[Data records]

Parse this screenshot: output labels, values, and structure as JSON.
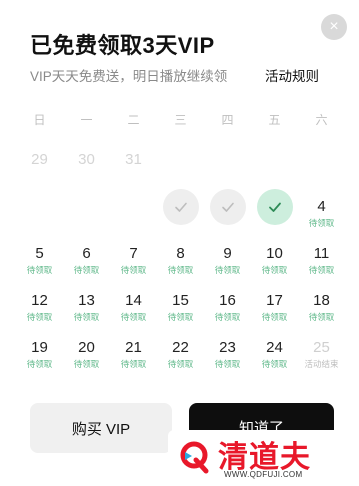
{
  "dialog": {
    "title": "已免费领取3天VIP",
    "subtitle": "VIP天天免费送，明日播放继续领",
    "rules_link": "活动规则",
    "close_icon": "×"
  },
  "weekdays": [
    "日",
    "一",
    "二",
    "三",
    "四",
    "五",
    "六"
  ],
  "calendar": {
    "row1": [
      "29",
      "30",
      "31"
    ],
    "row2": {
      "sat_day": "4",
      "sat_tag": "待领取",
      "checked_days": 3
    },
    "row3": [
      {
        "day": "5",
        "tag": "待领取"
      },
      {
        "day": "6",
        "tag": "待领取"
      },
      {
        "day": "7",
        "tag": "待领取"
      },
      {
        "day": "8",
        "tag": "待领取"
      },
      {
        "day": "9",
        "tag": "待领取"
      },
      {
        "day": "10",
        "tag": "待领取"
      },
      {
        "day": "11",
        "tag": "待领取"
      }
    ],
    "row4": [
      {
        "day": "12",
        "tag": "待领取"
      },
      {
        "day": "13",
        "tag": "待领取"
      },
      {
        "day": "14",
        "tag": "待领取"
      },
      {
        "day": "15",
        "tag": "待领取"
      },
      {
        "day": "16",
        "tag": "待领取"
      },
      {
        "day": "17",
        "tag": "待领取"
      },
      {
        "day": "18",
        "tag": "待领取"
      }
    ],
    "row5": [
      {
        "day": "19",
        "tag": "待领取"
      },
      {
        "day": "20",
        "tag": "待领取"
      },
      {
        "day": "21",
        "tag": "待领取"
      },
      {
        "day": "22",
        "tag": "待领取"
      },
      {
        "day": "23",
        "tag": "待领取"
      },
      {
        "day": "24",
        "tag": "待领取"
      },
      {
        "day": "25",
        "tag": "活动结束"
      }
    ]
  },
  "buttons": {
    "buy": "购买 VIP",
    "ok": "知道了"
  },
  "watermark": {
    "brand": "清道夫",
    "url": "WWW.QDFUJI.COM"
  },
  "colors": {
    "accent_green": "#5fb88a",
    "check_today_bg": "#cdeedd",
    "brand_red": "#e8182a"
  }
}
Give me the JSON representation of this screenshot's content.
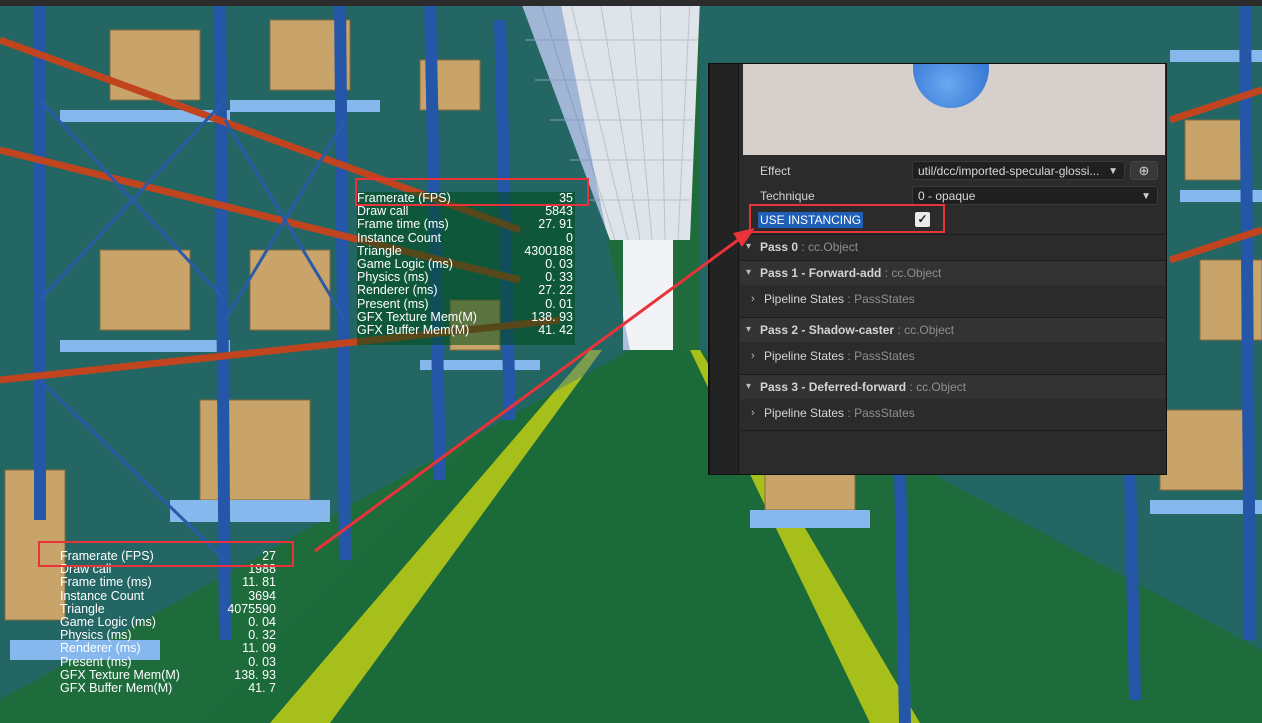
{
  "stats_before": {
    "rows": [
      {
        "label": "Framerate (FPS)",
        "value": "35"
      },
      {
        "label": "Draw call",
        "value": "5843"
      },
      {
        "label": "Frame time (ms)",
        "value": "27. 91"
      },
      {
        "label": "Instance Count",
        "value": "0"
      },
      {
        "label": "Triangle",
        "value": "4300188"
      },
      {
        "label": "Game Logic (ms)",
        "value": "0. 03"
      },
      {
        "label": "Physics (ms)",
        "value": "0. 33"
      },
      {
        "label": "Renderer (ms)",
        "value": "27. 22"
      },
      {
        "label": "Present (ms)",
        "value": "0. 01"
      },
      {
        "label": "GFX Texture Mem(M)",
        "value": "138. 93"
      },
      {
        "label": "GFX Buffer Mem(M)",
        "value": "41. 42"
      }
    ]
  },
  "stats_after": {
    "rows": [
      {
        "label": "Framerate (FPS)",
        "value": "27"
      },
      {
        "label": "Draw call",
        "value": "1988"
      },
      {
        "label": "Frame time (ms)",
        "value": "11. 81"
      },
      {
        "label": "Instance Count",
        "value": "3694"
      },
      {
        "label": "Triangle",
        "value": "4075590"
      },
      {
        "label": "Game Logic (ms)",
        "value": "0. 04"
      },
      {
        "label": "Physics (ms)",
        "value": "0. 32"
      },
      {
        "label": "Renderer (ms)",
        "value": "11. 09"
      },
      {
        "label": "Present (ms)",
        "value": "0. 03"
      },
      {
        "label": "GFX Texture Mem(M)",
        "value": "138. 93"
      },
      {
        "label": "GFX Buffer Mem(M)",
        "value": "41. 7"
      }
    ]
  },
  "inspector": {
    "effect_label": "Effect",
    "effect_value": "util/dcc/imported-specular-glossi...",
    "technique_label": "Technique",
    "technique_value": "0 - opaque",
    "use_instancing_label": "USE INSTANCING",
    "use_instancing_checked": true,
    "pass0": {
      "title": "Pass 0",
      "type": " : cc.Object"
    },
    "pass1": {
      "title": "Pass 1 - Forward-add",
      "type": " : cc.Object"
    },
    "pass2": {
      "title": "Pass 2 - Shadow-caster",
      "type": " : cc.Object"
    },
    "pass3": {
      "title": "Pass 3 - Deferred-forward",
      "type": " : cc.Object"
    },
    "pipeline_label": "Pipeline States",
    "pipeline_type": " : PassStates"
  },
  "colors": {
    "highlight": "#e8333a",
    "selection": "#1f5fb8",
    "floor": "#1e6b3c",
    "rack": "#2a5aa8"
  },
  "icons": {
    "dropdown": "chevron-down-icon",
    "locate": "crosshair-icon",
    "check": "checkmark-icon",
    "expand": "chevron-right-icon"
  }
}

Goal >> Could you reproduce every record above exactly, leaving out the pictures?

Solution for this problem >>
Parse this screenshot: output labels, values, and structure as JSON.
{
  "dialog": {
    "title": "已免费领取3天VIP",
    "subtitle": "VIP天天免费送，明日播放继续领",
    "rules_link": "活动规则",
    "close_icon": "×"
  },
  "weekdays": [
    "日",
    "一",
    "二",
    "三",
    "四",
    "五",
    "六"
  ],
  "calendar": {
    "row1": [
      "29",
      "30",
      "31"
    ],
    "row2": {
      "sat_day": "4",
      "sat_tag": "待领取",
      "checked_days": 3
    },
    "row3": [
      {
        "day": "5",
        "tag": "待领取"
      },
      {
        "day": "6",
        "tag": "待领取"
      },
      {
        "day": "7",
        "tag": "待领取"
      },
      {
        "day": "8",
        "tag": "待领取"
      },
      {
        "day": "9",
        "tag": "待领取"
      },
      {
        "day": "10",
        "tag": "待领取"
      },
      {
        "day": "11",
        "tag": "待领取"
      }
    ],
    "row4": [
      {
        "day": "12",
        "tag": "待领取"
      },
      {
        "day": "13",
        "tag": "待领取"
      },
      {
        "day": "14",
        "tag": "待领取"
      },
      {
        "day": "15",
        "tag": "待领取"
      },
      {
        "day": "16",
        "tag": "待领取"
      },
      {
        "day": "17",
        "tag": "待领取"
      },
      {
        "day": "18",
        "tag": "待领取"
      }
    ],
    "row5": [
      {
        "day": "19",
        "tag": "待领取"
      },
      {
        "day": "20",
        "tag": "待领取"
      },
      {
        "day": "21",
        "tag": "待领取"
      },
      {
        "day": "22",
        "tag": "待领取"
      },
      {
        "day": "23",
        "tag": "待领取"
      },
      {
        "day": "24",
        "tag": "待领取"
      },
      {
        "day": "25",
        "tag": "活动结束"
      }
    ]
  },
  "buttons": {
    "buy": "购买 VIP",
    "ok": "知道了"
  },
  "watermark": {
    "brand": "清道夫",
    "url": "WWW.QDFUJI.COM"
  },
  "colors": {
    "accent_green": "#5fb88a",
    "check_today_bg": "#cdeedd",
    "brand_red": "#e8182a"
  }
}
Give me the JSON representation of this screenshot's content.
{
  "stats_before": {
    "rows": [
      {
        "label": "Framerate (FPS)",
        "value": "35"
      },
      {
        "label": "Draw call",
        "value": "5843"
      },
      {
        "label": "Frame time (ms)",
        "value": "27. 91"
      },
      {
        "label": "Instance Count",
        "value": "0"
      },
      {
        "label": "Triangle",
        "value": "4300188"
      },
      {
        "label": "Game Logic (ms)",
        "value": "0. 03"
      },
      {
        "label": "Physics (ms)",
        "value": "0. 33"
      },
      {
        "label": "Renderer (ms)",
        "value": "27. 22"
      },
      {
        "label": "Present (ms)",
        "value": "0. 01"
      },
      {
        "label": "GFX Texture Mem(M)",
        "value": "138. 93"
      },
      {
        "label": "GFX Buffer Mem(M)",
        "value": "41. 42"
      }
    ]
  },
  "stats_after": {
    "rows": [
      {
        "label": "Framerate (FPS)",
        "value": "27"
      },
      {
        "label": "Draw call",
        "value": "1988"
      },
      {
        "label": "Frame time (ms)",
        "value": "11. 81"
      },
      {
        "label": "Instance Count",
        "value": "3694"
      },
      {
        "label": "Triangle",
        "value": "4075590"
      },
      {
        "label": "Game Logic (ms)",
        "value": "0. 04"
      },
      {
        "label": "Physics (ms)",
        "value": "0. 32"
      },
      {
        "label": "Renderer (ms)",
        "value": "11. 09"
      },
      {
        "label": "Present (ms)",
        "value": "0. 03"
      },
      {
        "label": "GFX Texture Mem(M)",
        "value": "138. 93"
      },
      {
        "label": "GFX Buffer Mem(M)",
        "value": "41. 7"
      }
    ]
  },
  "inspector": {
    "effect_label": "Effect",
    "effect_value": "util/dcc/imported-specular-glossi...",
    "technique_label": "Technique",
    "technique_value": "0 - opaque",
    "use_instancing_label": "USE INSTANCING",
    "use_instancing_checked": true,
    "pass0": {
      "title": "Pass 0",
      "type": " : cc.Object"
    },
    "pass1": {
      "title": "Pass 1 - Forward-add",
      "type": " : cc.Object"
    },
    "pass2": {
      "title": "Pass 2 - Shadow-caster",
      "type": " : cc.Object"
    },
    "pass3": {
      "title": "Pass 3 - Deferred-forward",
      "type": " : cc.Object"
    },
    "pipeline_label": "Pipeline States",
    "pipeline_type": " : PassStates"
  },
  "colors": {
    "highlight": "#e8333a",
    "selection": "#1f5fb8",
    "floor": "#1e6b3c",
    "rack": "#2a5aa8"
  },
  "icons": {
    "dropdown": "chevron-down-icon",
    "locate": "crosshair-icon",
    "check": "checkmark-icon",
    "expand": "chevron-right-icon"
  }
}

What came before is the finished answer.